What to produce |
Your task is to return the line containing "Parse this screenshot: output" plus every line after it, exactly and with nothing added.

Excerpted records |
-- -- --

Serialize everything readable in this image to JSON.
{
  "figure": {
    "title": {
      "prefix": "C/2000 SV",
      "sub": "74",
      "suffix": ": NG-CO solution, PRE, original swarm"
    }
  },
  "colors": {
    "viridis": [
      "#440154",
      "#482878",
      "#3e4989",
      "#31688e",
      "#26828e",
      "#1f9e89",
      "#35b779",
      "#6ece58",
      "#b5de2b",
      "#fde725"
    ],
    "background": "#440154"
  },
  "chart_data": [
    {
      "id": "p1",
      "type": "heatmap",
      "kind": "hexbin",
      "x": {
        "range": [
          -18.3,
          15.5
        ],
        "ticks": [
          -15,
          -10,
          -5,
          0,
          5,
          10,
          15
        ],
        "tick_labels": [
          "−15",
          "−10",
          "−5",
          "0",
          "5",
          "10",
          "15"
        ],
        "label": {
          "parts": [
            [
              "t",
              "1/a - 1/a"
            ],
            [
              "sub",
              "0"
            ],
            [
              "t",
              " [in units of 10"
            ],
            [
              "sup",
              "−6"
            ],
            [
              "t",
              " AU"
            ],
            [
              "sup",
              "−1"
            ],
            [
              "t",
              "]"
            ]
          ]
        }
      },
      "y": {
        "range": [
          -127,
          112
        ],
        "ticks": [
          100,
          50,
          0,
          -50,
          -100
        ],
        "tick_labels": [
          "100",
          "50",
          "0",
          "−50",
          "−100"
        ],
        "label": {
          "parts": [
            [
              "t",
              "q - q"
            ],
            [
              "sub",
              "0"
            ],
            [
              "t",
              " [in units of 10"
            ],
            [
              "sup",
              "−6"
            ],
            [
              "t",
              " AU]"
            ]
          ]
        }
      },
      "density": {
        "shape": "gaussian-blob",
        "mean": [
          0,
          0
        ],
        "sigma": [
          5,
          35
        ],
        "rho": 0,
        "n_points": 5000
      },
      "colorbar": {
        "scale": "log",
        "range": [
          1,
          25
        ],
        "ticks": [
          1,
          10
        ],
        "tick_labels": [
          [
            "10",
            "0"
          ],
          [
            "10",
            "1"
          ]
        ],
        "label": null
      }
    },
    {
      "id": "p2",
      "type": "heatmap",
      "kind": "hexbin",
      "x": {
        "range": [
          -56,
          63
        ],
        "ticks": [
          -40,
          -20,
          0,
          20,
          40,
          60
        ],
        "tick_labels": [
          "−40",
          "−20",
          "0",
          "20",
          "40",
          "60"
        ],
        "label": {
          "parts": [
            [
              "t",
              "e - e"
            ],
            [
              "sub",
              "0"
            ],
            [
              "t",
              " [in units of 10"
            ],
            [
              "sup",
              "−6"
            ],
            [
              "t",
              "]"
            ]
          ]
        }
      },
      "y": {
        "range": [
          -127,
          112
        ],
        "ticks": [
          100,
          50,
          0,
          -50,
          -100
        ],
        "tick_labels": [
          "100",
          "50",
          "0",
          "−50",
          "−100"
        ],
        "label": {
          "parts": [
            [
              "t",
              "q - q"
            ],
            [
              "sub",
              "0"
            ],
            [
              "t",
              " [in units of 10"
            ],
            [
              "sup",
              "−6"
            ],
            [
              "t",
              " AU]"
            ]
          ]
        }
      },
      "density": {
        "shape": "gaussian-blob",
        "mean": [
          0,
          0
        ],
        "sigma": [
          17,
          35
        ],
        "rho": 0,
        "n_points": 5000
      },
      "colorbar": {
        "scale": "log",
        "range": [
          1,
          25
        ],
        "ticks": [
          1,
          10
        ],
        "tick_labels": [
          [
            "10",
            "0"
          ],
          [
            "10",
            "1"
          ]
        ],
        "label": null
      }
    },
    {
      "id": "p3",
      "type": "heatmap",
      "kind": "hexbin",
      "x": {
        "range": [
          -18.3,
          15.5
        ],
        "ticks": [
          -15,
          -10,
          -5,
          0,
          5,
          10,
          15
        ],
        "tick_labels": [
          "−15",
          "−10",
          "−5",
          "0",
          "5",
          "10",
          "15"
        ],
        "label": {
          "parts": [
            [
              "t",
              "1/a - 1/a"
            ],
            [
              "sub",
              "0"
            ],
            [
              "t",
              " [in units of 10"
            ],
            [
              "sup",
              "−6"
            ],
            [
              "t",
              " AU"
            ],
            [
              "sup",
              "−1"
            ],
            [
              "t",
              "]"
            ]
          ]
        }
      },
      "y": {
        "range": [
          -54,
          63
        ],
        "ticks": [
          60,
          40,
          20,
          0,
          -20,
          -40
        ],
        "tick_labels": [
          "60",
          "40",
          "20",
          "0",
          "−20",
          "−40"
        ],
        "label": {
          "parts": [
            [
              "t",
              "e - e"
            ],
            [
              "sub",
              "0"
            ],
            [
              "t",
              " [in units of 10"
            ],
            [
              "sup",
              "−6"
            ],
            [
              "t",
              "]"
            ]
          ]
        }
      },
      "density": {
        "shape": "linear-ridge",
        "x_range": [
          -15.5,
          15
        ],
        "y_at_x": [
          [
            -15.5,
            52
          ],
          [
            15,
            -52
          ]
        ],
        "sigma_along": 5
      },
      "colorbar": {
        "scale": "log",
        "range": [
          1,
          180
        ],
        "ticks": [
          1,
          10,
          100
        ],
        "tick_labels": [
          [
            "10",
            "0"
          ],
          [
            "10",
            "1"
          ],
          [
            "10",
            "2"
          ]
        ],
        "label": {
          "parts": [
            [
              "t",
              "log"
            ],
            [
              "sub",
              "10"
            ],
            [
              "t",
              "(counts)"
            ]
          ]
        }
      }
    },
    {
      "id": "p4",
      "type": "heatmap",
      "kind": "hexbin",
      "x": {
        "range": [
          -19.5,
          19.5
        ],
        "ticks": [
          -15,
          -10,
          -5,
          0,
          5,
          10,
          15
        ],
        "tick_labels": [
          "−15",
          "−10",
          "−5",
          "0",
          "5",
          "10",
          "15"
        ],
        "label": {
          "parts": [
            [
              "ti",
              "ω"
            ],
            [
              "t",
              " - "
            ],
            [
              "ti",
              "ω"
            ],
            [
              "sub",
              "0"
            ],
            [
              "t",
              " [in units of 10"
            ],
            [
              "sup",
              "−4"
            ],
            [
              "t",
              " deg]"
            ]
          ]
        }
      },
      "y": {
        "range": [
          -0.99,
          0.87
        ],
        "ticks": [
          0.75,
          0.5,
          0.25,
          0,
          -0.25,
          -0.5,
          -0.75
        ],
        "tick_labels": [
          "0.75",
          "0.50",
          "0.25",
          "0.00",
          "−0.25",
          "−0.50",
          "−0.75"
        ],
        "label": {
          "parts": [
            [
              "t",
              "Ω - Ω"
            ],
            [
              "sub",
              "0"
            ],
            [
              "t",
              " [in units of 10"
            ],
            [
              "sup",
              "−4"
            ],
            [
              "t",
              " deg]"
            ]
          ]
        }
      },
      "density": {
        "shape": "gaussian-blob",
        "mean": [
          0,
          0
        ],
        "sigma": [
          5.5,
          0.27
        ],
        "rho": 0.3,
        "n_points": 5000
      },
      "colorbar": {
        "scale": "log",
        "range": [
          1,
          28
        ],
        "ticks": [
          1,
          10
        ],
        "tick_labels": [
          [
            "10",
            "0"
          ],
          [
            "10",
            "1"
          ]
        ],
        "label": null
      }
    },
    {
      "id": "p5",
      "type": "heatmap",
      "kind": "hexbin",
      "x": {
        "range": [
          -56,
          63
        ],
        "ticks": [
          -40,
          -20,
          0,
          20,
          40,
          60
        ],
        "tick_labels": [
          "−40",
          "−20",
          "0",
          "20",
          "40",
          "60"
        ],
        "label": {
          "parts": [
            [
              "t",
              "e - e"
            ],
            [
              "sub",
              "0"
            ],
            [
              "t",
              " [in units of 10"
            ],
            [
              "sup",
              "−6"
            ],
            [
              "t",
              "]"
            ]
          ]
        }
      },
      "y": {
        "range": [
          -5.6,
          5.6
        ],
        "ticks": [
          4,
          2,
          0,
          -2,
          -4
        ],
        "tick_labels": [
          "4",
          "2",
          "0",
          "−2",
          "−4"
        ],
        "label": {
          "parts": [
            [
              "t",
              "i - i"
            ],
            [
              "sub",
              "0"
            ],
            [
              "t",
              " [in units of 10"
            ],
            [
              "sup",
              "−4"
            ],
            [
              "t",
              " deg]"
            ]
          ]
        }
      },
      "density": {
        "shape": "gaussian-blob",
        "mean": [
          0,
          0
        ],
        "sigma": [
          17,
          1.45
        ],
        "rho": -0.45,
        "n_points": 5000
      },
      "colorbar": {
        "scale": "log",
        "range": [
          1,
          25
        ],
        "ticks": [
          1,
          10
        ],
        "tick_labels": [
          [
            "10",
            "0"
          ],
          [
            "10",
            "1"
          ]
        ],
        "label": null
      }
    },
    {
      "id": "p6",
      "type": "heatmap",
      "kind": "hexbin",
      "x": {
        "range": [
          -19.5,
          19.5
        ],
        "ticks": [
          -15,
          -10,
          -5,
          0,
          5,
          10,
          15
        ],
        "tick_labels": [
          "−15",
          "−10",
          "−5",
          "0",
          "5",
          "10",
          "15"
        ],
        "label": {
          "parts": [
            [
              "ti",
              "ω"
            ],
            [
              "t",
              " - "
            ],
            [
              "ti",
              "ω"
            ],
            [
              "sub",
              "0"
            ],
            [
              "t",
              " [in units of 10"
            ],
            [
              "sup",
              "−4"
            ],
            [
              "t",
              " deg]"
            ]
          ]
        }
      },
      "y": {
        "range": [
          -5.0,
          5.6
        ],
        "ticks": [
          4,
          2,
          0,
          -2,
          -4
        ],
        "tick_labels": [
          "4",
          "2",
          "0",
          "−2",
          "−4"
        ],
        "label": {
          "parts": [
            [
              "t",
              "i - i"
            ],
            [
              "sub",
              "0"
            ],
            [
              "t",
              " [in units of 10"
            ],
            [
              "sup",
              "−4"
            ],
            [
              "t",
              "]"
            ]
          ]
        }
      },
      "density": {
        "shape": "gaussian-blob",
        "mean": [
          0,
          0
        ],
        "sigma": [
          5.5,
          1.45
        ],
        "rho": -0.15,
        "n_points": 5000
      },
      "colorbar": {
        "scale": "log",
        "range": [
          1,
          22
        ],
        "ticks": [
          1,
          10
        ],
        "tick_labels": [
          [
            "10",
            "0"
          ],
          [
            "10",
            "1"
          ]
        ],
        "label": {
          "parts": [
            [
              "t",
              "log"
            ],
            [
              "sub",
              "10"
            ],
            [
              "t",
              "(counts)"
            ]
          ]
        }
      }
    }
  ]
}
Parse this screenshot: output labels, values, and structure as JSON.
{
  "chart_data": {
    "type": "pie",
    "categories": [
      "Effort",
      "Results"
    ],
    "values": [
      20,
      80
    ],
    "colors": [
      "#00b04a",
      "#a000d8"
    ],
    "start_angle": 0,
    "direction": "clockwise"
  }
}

-- -- --

Expected answer |
Parse this screenshot: output labels, values, and structure as JSON.
{
  "chart_data": {
    "type": "pie",
    "categories": [
      "Effort",
      "Results"
    ],
    "values": [
      20,
      80
    ],
    "colors": [
      "#00b04a",
      "#a000d8"
    ],
    "start_angle": 0,
    "direction": "clockwise"
  }
}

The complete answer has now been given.